— start of GIVEN ENTRIES —
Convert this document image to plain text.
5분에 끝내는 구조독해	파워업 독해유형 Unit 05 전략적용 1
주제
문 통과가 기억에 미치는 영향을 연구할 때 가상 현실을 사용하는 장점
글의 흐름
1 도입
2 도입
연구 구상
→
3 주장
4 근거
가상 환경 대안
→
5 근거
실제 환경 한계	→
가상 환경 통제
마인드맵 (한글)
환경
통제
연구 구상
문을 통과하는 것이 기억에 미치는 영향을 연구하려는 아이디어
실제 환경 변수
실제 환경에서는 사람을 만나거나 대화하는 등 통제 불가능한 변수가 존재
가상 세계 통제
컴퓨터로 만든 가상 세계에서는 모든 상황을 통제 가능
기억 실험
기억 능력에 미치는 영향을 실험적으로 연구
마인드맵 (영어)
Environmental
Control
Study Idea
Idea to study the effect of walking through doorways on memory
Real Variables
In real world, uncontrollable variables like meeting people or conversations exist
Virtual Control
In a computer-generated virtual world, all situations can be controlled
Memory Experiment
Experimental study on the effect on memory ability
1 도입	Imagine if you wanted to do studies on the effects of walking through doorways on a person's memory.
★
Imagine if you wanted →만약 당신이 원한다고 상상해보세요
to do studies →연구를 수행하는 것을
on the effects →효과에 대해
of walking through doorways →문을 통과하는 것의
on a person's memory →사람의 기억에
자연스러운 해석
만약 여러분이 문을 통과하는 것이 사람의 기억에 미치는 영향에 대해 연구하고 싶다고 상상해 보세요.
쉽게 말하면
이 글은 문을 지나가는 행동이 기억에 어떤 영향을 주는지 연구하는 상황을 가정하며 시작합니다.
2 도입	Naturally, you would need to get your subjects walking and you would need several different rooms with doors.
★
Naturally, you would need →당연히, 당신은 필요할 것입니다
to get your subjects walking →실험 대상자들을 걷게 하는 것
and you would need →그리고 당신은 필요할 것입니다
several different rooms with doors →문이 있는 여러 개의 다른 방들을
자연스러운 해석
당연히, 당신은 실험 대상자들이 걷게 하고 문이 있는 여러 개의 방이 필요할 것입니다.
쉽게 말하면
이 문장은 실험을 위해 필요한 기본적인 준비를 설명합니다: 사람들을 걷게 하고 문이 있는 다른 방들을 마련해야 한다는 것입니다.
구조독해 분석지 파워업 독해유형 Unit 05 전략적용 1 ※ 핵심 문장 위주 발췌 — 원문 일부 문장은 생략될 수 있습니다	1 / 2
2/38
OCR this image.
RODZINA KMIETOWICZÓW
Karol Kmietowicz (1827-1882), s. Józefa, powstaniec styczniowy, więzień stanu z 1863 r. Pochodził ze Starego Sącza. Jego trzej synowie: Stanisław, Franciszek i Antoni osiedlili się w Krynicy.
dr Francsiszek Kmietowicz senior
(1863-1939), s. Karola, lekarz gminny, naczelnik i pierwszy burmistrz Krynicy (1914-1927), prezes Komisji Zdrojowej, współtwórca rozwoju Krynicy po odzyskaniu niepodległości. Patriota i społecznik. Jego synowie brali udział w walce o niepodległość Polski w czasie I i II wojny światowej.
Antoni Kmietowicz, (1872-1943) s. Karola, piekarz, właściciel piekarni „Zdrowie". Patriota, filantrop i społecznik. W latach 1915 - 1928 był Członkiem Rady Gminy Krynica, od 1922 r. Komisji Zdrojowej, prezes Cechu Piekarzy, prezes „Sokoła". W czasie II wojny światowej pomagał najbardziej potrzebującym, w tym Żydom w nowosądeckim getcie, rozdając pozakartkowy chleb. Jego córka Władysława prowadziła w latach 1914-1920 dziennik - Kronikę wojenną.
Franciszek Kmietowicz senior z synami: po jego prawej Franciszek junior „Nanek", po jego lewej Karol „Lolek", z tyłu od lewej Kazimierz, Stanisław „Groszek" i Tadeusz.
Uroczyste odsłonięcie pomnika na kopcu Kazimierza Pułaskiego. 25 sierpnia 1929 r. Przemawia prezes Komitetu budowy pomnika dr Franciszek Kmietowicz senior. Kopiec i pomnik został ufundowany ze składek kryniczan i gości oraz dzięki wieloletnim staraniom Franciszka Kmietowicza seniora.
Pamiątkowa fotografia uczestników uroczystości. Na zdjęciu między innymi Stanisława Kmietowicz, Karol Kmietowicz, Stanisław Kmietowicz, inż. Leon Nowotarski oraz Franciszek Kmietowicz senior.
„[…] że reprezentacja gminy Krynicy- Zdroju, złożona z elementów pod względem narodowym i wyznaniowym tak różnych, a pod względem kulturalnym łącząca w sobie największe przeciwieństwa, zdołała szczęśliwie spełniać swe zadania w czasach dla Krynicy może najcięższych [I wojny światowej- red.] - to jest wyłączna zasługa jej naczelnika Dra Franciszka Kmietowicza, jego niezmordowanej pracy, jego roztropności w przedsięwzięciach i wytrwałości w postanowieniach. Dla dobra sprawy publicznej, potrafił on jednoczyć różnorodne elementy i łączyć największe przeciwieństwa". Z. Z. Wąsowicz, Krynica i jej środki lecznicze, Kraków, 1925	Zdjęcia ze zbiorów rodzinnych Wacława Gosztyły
— end of GIVEN ENTRIES —
EXERCISE INSTRUCTIONS:
From the entries above, collect every line with the string "walking" in it.

WORKED SOLUTION:
Idea to study the effect of walking through doorways on memory
1 도입	Imagine if you wanted to do studies on the effects of walking through doorways on a person's memory.
of walking through doorways →문을 통과하는 것의
2 도입	Naturally, you would need to get your subjects walking and you would need several different rooms with doors.
to get your subjects walking →실험 대상자들을 걷게 하는 것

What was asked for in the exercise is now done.